*About this task*
Could you revise the filmmaker interview, starting at "The first reaction" and stopping after "about the environment?", with "journalist" changed to "reporter"?

*Text shown*

#####

How do people usually react to that?

The first reaction is a smile. Then, people are confused about what’s the difference between a documentary filmmaker and a journalist. Usually people are relieved and usually, immediately, people want to start asking me questions about myself. Sometimes, it’s just “How was your flight?” but I’ve had people dig really deep and ask me very personal questions. But usually, it’s relief and happiness. Maybe it’s disbelief almost, that they’re being given that opportunity.

A still from Levin’s film about dance performances in Havana.

What draws you to making films about the environment?

One time, I was in a grocery store in Texas and I was standing in the produce section. There was a young mother and she had a boy who asked, “Why do we still have farms when we have grocery stores now?” and I don’t make films for kids but that’s an example of this disconnect that we oftentimes have. It’s understandable for a kid – it was a really good question. Just this [goal of saying], “Look. Pay attention. Look. Pay attention to things”.

I have one small role on the planet: to help people tell the story of the planet. We don’t have a lot of wiggle room on this planet in terms of air and water and we all rely on it. It’s a very complex ecosystem we live in, so getting people to pay attention to something as simple as, “We do irrigation of these fields and here’s why we do them.” In my experience, when you show somebody something like that, for the next two or three weeks, they’re going to be paying more attention to water in their own lives. So that’s my role here.

#####

*Listed records*
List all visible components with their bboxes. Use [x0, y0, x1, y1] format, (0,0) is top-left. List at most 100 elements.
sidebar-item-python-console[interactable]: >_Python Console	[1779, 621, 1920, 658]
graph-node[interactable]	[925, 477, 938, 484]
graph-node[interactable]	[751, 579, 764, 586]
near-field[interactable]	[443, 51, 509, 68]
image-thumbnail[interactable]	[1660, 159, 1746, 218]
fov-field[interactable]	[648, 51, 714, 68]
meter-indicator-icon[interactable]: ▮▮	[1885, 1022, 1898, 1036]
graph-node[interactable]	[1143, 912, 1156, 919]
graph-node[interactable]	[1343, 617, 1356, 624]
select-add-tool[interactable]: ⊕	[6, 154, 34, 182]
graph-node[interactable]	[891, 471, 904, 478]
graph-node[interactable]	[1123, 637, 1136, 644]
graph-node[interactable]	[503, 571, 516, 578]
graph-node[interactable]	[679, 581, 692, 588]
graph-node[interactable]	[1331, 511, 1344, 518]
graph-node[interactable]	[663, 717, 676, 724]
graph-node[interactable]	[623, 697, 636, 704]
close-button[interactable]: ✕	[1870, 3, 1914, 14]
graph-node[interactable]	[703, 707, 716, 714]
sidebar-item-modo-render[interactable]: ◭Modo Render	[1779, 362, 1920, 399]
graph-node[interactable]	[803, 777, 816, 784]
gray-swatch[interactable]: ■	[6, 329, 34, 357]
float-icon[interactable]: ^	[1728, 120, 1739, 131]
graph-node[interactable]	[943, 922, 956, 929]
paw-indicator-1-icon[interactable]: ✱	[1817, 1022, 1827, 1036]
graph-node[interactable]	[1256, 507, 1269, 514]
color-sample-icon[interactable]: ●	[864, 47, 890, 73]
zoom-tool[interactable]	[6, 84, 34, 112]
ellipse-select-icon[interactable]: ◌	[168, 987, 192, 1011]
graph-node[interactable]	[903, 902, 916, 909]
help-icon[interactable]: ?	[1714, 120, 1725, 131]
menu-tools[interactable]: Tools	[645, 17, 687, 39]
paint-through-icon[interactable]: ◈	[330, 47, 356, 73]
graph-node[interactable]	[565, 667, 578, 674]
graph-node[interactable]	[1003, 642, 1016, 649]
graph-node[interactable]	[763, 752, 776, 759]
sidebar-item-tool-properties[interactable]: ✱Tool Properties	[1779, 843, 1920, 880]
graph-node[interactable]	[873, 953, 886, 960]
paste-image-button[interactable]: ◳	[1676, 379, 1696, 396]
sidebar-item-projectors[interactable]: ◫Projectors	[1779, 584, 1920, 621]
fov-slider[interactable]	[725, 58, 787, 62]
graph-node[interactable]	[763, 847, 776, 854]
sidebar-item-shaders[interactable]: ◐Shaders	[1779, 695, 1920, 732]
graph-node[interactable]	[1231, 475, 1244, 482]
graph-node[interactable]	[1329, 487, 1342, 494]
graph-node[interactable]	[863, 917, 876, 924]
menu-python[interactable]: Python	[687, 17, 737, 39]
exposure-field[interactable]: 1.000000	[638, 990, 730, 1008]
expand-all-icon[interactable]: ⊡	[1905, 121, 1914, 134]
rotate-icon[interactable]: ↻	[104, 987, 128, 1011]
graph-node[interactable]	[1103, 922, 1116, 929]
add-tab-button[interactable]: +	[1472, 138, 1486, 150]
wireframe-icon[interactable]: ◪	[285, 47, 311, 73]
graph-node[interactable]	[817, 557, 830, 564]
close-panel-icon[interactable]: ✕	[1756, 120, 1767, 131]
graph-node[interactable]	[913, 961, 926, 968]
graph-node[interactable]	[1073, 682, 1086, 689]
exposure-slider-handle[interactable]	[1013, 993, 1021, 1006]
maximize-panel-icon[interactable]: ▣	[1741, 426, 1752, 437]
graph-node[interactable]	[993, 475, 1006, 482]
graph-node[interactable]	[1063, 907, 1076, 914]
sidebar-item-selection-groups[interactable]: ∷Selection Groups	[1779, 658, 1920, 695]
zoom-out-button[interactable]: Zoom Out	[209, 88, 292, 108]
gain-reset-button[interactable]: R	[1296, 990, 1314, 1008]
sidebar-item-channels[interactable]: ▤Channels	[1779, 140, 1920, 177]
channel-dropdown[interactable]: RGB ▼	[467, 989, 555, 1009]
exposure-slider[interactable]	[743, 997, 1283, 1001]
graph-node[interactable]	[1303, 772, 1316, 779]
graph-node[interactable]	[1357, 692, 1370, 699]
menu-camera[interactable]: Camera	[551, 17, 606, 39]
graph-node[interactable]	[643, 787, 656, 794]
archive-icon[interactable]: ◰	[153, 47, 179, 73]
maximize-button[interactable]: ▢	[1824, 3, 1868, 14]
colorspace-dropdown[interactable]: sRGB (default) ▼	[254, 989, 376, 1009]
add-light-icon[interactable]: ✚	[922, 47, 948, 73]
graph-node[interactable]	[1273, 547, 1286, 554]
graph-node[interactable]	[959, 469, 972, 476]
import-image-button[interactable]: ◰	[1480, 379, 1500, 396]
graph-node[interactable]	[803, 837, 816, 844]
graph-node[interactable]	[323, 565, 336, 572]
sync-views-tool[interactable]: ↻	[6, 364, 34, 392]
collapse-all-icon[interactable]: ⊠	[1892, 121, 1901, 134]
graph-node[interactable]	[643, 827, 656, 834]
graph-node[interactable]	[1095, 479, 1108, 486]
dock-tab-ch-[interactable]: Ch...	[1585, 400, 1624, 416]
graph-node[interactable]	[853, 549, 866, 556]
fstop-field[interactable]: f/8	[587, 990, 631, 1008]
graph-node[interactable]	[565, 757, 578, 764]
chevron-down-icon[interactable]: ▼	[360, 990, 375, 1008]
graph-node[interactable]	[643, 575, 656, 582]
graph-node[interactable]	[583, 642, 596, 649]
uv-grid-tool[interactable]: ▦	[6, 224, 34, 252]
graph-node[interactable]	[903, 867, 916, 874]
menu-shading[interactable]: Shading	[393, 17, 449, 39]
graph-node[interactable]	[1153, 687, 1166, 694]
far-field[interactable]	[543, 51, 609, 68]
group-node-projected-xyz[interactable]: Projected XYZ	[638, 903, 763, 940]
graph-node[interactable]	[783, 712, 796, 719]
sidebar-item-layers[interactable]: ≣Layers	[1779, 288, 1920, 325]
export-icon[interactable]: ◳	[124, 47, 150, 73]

#####

*Answer to this problem*
The first reaction is a smile. Then, people are confused about what’s the difference between a documentary filmmaker and a reporter. Usually people are relieved and usually, immediately, people want to start asking me questions about myself. Sometimes, it’s just “How was your flight?” but I’ve had people dig really deep and ask me very personal questions. But usually, it’s relief and happiness. Maybe it’s disbelief almost, that they’re being given that opportunity.

A still from Levin’s film about dance performances in Havana.

What draws you to making films about the environment?